* Problem: Exclude any images and output the remaining records exactly.

* Collected data entries:
------------------------------

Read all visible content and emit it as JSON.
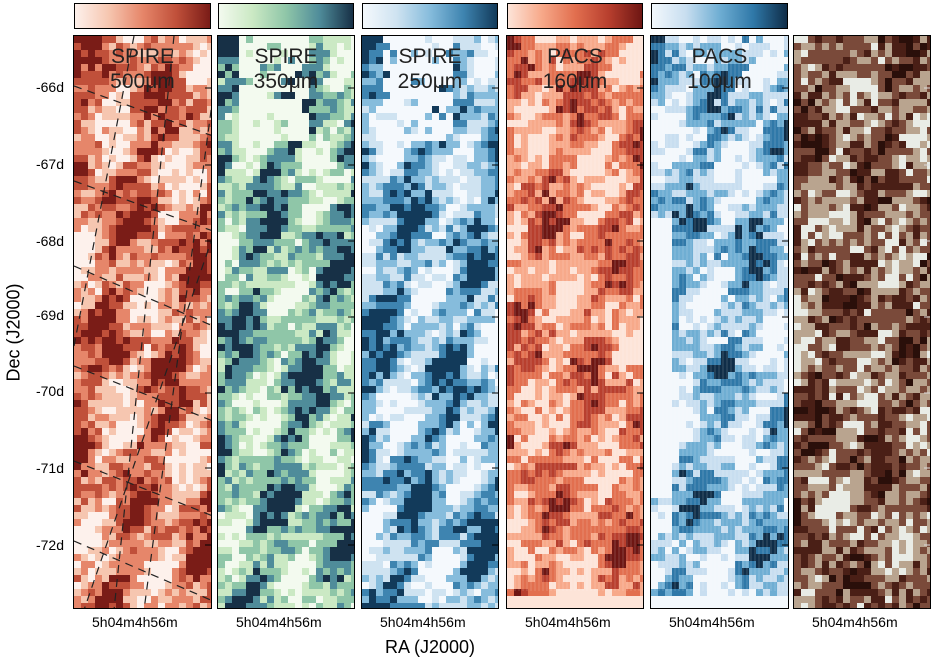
{
  "panels": [
    {
      "id": "spire500",
      "line1": "SPIRE",
      "line2": "500μm",
      "colors": [
        "#fdf1ec",
        "#f6c6b0",
        "#e6866a",
        "#c0503a",
        "#7a1c17"
      ]
    },
    {
      "id": "spire350",
      "line1": "SPIRE",
      "line2": "350μm",
      "colors": [
        "#f3faef",
        "#cbe9c4",
        "#8fc6a8",
        "#4f8c9a",
        "#173046"
      ]
    },
    {
      "id": "spire250",
      "line1": "SPIRE",
      "line2": "250μm",
      "colors": [
        "#f5f9fd",
        "#cfe3f1",
        "#86bcdc",
        "#3e84b0",
        "#123a5a"
      ]
    },
    {
      "id": "pacs160",
      "line1": "PACS",
      "line2": "160μm",
      "colors": [
        "#fde4d8",
        "#f7a98a",
        "#e26f4f",
        "#b83f2e",
        "#6e1613"
      ]
    },
    {
      "id": "pacs100",
      "line1": "PACS",
      "line2": "100μm",
      "colors": [
        "#f3f8fc",
        "#c8def0",
        "#6faed3",
        "#2f78a8",
        "#0f2d48"
      ]
    },
    {
      "id": "composite",
      "line1": "",
      "line2": "",
      "colors": [
        "#2a0f0a",
        "#4a1f16",
        "#7a4a3a",
        "#b9a48f",
        "#e9ece6"
      ]
    }
  ],
  "axes": {
    "ylabel": "Dec (J2000)",
    "xlabel": "RA (J2000)",
    "yticks": [
      "-66d",
      "-67d",
      "-68d",
      "-69d",
      "-70d",
      "-71d",
      "-72d"
    ],
    "xtick_left": "5h04m",
    "xtick_right": "4h56m"
  }
}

------------------------------

* The reply:
Read all visible content and emit it as JSON.
{
  "panels": [
    {
      "id": "spire500",
      "line1": "SPIRE",
      "line2": "500μm",
      "colors": [
        "#fdf1ec",
        "#f6c6b0",
        "#e6866a",
        "#c0503a",
        "#7a1c17"
      ]
    },
    {
      "id": "spire350",
      "line1": "SPIRE",
      "line2": "350μm",
      "colors": [
        "#f3faef",
        "#cbe9c4",
        "#8fc6a8",
        "#4f8c9a",
        "#173046"
      ]
    },
    {
      "id": "spire250",
      "line1": "SPIRE",
      "line2": "250μm",
      "colors": [
        "#f5f9fd",
        "#cfe3f1",
        "#86bcdc",
        "#3e84b0",
        "#123a5a"
      ]
    },
    {
      "id": "pacs160",
      "line1": "PACS",
      "line2": "160μm",
      "colors": [
        "#fde4d8",
        "#f7a98a",
        "#e26f4f",
        "#b83f2e",
        "#6e1613"
      ]
    },
    {
      "id": "pacs100",
      "line1": "PACS",
      "line2": "100μm",
      "colors": [
        "#f3f8fc",
        "#c8def0",
        "#6faed3",
        "#2f78a8",
        "#0f2d48"
      ]
    },
    {
      "id": "composite",
      "line1": "",
      "line2": "",
      "colors": [
        "#2a0f0a",
        "#4a1f16",
        "#7a4a3a",
        "#b9a48f",
        "#e9ece6"
      ]
    }
  ],
  "axes": {
    "ylabel": "Dec (J2000)",
    "xlabel": "RA (J2000)",
    "yticks": [
      "-66d",
      "-67d",
      "-68d",
      "-69d",
      "-70d",
      "-71d",
      "-72d"
    ],
    "xtick_left": "5h04m",
    "xtick_right": "4h56m"
  }
}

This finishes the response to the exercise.